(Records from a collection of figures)
· · · · · · ·
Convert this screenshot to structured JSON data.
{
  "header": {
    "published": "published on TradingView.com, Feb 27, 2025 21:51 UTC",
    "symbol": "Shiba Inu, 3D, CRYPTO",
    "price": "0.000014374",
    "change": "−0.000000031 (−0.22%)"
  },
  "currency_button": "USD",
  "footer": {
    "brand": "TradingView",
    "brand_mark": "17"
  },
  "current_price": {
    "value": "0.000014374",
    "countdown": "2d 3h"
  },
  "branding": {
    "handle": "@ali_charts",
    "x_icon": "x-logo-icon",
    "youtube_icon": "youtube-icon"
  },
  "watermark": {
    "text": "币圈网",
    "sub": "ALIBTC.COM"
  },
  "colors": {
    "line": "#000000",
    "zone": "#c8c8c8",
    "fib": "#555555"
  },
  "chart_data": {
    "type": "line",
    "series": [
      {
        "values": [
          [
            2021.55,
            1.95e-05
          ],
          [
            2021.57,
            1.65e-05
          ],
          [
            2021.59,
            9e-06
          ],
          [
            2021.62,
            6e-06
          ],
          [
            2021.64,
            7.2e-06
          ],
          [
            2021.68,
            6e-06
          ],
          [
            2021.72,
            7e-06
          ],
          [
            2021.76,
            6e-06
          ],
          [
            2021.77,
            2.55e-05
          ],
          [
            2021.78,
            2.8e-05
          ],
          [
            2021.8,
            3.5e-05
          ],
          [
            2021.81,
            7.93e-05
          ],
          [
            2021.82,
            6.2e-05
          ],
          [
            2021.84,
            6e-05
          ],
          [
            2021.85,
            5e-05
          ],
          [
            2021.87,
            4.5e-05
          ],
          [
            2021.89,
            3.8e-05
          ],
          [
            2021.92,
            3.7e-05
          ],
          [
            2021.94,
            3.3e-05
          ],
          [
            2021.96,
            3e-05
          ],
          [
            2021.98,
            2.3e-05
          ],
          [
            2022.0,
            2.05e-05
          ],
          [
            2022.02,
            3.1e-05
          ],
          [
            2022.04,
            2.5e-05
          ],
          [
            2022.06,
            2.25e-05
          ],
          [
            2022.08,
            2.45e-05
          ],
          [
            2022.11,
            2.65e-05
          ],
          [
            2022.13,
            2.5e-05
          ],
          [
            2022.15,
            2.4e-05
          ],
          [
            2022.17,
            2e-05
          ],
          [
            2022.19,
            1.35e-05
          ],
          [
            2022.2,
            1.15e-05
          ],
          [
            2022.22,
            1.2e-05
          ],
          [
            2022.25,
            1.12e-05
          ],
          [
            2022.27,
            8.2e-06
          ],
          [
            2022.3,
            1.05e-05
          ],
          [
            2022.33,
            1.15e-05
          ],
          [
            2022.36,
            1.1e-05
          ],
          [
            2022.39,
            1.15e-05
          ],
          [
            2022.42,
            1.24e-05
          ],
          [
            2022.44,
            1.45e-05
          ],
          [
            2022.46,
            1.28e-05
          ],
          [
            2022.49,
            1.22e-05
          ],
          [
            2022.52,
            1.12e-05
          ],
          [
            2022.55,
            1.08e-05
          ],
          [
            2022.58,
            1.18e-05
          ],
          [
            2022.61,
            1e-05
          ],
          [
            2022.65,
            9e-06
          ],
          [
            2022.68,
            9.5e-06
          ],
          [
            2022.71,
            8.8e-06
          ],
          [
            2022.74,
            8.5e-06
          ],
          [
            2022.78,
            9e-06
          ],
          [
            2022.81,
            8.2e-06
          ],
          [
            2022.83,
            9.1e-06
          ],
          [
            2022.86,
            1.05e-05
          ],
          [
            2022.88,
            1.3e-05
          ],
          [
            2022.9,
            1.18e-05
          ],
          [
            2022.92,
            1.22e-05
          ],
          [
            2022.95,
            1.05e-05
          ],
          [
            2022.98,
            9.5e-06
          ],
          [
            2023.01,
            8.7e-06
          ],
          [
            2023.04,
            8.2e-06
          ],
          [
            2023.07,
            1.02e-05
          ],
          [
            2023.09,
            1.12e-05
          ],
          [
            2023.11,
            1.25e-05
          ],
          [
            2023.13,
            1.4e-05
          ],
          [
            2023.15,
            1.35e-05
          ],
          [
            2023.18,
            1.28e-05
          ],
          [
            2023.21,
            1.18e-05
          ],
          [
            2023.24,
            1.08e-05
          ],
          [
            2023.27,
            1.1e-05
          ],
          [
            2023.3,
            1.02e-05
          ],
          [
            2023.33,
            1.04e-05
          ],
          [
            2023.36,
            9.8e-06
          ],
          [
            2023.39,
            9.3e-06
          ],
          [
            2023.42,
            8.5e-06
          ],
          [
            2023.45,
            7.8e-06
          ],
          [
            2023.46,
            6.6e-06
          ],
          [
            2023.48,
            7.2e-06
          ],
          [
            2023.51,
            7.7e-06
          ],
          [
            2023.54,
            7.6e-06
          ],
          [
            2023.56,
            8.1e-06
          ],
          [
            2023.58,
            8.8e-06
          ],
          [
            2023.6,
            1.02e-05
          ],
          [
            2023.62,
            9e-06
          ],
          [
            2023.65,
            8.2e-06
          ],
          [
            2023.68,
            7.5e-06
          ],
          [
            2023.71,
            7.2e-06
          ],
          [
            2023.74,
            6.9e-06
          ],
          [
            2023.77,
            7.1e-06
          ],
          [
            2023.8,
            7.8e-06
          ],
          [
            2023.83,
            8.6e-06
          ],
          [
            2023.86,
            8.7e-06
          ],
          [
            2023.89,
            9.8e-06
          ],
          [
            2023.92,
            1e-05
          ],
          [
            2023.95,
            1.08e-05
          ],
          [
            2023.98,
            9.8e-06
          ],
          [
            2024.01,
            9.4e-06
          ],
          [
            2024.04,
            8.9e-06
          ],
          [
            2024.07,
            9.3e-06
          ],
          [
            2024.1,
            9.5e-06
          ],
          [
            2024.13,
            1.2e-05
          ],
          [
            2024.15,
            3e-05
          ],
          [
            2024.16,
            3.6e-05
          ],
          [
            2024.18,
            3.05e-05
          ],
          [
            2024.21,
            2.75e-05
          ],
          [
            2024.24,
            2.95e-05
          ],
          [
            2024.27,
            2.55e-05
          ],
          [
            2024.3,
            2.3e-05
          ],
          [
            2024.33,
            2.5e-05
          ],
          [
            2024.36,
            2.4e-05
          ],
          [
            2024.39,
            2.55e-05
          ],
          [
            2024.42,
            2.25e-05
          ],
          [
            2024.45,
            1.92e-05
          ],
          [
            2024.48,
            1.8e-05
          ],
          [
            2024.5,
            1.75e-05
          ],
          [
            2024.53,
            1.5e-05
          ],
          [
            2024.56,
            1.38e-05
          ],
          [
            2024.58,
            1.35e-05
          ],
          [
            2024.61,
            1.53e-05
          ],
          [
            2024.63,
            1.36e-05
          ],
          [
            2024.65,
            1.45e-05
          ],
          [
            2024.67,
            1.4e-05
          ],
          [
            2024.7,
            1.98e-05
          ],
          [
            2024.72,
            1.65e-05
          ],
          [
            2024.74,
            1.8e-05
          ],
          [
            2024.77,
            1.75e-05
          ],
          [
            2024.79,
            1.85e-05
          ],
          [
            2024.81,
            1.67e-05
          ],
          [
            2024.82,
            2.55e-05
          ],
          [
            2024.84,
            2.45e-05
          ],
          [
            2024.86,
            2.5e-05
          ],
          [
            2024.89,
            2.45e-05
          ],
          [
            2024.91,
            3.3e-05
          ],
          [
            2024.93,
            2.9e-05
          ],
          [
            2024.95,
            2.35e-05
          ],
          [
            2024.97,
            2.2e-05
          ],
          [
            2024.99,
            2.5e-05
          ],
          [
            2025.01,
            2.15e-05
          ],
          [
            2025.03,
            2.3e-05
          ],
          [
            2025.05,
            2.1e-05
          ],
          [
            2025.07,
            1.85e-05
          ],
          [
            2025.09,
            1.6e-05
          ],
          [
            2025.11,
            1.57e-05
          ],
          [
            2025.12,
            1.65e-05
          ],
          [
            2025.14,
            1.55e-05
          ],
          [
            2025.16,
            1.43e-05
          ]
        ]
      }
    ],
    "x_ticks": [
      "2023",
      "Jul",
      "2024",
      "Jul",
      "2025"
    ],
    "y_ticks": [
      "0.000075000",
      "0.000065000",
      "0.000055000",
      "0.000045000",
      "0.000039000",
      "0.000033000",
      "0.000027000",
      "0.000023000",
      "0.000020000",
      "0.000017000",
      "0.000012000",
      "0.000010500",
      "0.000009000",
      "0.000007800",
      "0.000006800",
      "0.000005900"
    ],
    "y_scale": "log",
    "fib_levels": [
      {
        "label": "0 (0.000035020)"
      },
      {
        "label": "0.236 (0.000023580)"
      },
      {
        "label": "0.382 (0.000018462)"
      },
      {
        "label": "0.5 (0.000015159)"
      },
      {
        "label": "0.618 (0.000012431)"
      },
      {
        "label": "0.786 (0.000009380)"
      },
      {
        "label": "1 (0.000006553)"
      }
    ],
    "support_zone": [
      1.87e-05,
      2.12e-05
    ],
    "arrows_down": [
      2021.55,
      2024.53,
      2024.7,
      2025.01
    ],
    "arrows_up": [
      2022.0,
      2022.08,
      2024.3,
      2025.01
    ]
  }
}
· · · · · · ·
▸ Do this
Scan the data above; copy every line where "icon" appears.

▸ Task answer
    "x_icon": "x-logo-icon",
    "youtube_icon": "youtube-icon"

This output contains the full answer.